Dataset records
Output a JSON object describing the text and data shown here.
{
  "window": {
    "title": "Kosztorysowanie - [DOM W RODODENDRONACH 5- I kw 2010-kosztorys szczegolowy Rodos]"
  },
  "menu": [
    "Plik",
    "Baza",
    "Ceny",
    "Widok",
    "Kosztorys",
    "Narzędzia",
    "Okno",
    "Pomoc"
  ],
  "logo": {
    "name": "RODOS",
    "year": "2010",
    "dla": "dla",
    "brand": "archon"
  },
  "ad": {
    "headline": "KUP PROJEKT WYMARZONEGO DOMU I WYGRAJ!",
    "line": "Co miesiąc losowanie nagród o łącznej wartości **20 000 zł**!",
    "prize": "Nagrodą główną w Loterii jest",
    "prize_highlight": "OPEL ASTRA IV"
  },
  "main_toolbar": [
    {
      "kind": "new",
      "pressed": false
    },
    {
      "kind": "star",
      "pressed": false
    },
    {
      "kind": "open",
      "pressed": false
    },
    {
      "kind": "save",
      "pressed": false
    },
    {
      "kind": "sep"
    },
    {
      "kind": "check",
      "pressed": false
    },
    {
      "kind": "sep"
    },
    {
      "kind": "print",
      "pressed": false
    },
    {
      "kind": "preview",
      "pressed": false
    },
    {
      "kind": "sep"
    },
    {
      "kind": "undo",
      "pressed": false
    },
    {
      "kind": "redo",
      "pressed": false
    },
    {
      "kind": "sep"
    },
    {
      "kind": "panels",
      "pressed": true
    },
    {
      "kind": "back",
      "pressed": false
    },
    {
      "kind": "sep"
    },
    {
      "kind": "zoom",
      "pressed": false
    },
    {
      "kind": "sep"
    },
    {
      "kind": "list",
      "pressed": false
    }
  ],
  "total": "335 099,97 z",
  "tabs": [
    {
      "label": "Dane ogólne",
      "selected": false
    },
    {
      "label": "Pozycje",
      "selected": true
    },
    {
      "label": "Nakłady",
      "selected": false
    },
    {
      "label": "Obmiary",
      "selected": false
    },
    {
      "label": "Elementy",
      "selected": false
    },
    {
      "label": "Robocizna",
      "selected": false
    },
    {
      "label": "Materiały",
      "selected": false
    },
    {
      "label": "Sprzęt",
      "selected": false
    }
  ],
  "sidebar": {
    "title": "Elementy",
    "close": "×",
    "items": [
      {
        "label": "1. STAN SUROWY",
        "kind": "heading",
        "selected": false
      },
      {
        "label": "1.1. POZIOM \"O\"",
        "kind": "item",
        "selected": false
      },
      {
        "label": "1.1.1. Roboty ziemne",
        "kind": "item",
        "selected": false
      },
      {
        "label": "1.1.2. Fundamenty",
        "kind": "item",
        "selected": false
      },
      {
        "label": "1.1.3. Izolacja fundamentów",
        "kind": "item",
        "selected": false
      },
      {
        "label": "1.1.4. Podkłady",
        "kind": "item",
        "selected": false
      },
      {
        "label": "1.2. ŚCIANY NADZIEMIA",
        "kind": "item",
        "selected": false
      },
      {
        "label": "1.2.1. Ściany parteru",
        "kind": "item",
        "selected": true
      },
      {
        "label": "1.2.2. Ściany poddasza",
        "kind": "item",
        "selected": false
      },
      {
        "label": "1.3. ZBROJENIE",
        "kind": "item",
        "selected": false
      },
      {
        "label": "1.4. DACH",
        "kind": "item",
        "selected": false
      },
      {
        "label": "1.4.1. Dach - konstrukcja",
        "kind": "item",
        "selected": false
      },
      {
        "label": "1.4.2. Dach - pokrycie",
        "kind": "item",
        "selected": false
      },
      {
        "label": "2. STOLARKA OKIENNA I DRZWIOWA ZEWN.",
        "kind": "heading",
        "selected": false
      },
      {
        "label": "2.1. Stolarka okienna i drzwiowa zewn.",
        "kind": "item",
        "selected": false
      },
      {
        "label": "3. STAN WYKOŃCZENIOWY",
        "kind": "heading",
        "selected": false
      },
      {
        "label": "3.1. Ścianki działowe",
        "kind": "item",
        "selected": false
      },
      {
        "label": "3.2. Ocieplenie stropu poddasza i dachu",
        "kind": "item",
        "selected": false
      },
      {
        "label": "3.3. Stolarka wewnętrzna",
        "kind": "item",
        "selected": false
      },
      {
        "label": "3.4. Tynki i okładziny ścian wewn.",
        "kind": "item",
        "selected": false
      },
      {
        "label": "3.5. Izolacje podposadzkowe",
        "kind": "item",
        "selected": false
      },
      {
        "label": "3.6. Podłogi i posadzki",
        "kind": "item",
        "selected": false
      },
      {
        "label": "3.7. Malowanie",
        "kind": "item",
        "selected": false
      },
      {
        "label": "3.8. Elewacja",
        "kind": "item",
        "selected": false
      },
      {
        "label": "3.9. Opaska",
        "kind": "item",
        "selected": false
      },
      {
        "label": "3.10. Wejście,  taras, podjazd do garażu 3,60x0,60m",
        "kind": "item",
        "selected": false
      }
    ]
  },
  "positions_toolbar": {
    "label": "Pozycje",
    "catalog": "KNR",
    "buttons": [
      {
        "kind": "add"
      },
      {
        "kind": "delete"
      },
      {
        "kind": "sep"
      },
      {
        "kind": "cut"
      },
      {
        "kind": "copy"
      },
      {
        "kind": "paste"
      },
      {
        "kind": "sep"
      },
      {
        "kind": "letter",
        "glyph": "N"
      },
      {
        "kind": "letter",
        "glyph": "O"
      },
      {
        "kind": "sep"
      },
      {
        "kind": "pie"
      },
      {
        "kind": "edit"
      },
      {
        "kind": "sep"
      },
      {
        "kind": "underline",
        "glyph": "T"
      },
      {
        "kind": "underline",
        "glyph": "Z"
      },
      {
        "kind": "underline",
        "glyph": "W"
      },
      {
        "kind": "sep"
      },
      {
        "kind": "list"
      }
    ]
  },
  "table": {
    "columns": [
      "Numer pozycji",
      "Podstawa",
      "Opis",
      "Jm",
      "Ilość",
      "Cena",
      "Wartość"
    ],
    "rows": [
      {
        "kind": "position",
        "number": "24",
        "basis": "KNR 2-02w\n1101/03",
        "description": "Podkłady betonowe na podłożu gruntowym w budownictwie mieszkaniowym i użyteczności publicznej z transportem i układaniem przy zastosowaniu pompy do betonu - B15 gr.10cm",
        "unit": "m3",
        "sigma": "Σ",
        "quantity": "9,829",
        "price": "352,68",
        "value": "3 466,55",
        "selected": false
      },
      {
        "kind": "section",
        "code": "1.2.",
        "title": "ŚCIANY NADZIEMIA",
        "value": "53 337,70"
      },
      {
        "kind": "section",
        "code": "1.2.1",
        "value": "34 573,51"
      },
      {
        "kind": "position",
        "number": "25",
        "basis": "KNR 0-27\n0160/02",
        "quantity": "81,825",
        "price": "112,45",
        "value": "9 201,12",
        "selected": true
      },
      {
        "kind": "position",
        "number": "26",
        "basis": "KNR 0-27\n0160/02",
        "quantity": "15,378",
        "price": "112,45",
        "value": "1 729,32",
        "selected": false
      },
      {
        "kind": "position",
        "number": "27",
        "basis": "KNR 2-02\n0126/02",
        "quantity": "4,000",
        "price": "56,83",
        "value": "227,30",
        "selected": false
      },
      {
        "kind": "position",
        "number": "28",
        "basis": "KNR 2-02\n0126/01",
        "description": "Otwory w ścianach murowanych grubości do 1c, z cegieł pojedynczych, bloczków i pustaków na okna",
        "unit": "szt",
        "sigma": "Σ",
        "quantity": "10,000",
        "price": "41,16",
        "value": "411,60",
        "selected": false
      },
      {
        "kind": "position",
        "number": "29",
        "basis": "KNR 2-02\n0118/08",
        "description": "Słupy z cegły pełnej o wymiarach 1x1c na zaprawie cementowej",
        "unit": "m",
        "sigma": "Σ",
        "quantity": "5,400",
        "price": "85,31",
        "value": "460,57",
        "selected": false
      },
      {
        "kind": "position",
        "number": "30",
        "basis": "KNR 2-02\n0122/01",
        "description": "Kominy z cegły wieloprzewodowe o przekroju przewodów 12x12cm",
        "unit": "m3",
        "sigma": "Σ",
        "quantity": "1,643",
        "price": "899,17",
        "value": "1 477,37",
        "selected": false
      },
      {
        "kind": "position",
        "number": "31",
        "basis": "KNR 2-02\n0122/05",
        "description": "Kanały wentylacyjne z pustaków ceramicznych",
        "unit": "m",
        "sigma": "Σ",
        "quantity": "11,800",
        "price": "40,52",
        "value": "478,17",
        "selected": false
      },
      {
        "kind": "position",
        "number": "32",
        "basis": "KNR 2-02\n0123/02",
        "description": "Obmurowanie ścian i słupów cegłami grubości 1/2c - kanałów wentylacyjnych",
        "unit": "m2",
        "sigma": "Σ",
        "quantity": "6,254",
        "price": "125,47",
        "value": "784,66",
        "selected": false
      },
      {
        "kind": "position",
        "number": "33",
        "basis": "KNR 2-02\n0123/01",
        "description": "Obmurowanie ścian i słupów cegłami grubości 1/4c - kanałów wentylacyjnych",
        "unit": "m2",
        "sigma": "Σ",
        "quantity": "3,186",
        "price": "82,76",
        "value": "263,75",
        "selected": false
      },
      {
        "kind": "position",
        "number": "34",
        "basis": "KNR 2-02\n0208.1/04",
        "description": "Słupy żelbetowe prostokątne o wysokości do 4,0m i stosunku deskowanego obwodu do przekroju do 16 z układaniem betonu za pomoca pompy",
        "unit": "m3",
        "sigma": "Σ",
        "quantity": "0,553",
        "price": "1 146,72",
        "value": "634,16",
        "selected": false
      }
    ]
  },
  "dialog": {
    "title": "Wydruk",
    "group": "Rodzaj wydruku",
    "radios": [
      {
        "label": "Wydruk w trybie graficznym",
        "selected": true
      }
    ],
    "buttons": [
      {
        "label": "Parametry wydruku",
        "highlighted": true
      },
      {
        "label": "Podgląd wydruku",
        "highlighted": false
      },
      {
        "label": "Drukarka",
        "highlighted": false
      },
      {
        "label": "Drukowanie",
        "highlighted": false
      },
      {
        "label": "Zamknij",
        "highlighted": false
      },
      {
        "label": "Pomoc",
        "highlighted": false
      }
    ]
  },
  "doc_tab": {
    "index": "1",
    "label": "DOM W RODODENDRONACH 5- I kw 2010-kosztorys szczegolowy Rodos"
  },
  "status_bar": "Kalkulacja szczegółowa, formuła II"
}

* [Aim of the exercise] Search the data above for the word "Obmurowanie", then gather each line in which it appears.

* [Task response]
        "description": "Obmurowanie ścian i słupów cegłami grubości 1/2c - kanałów wentylacyjnych",
        "description": "Obmurowanie ścian i słupów cegłami grubości 1/4c - kanałów wentylacyjnych",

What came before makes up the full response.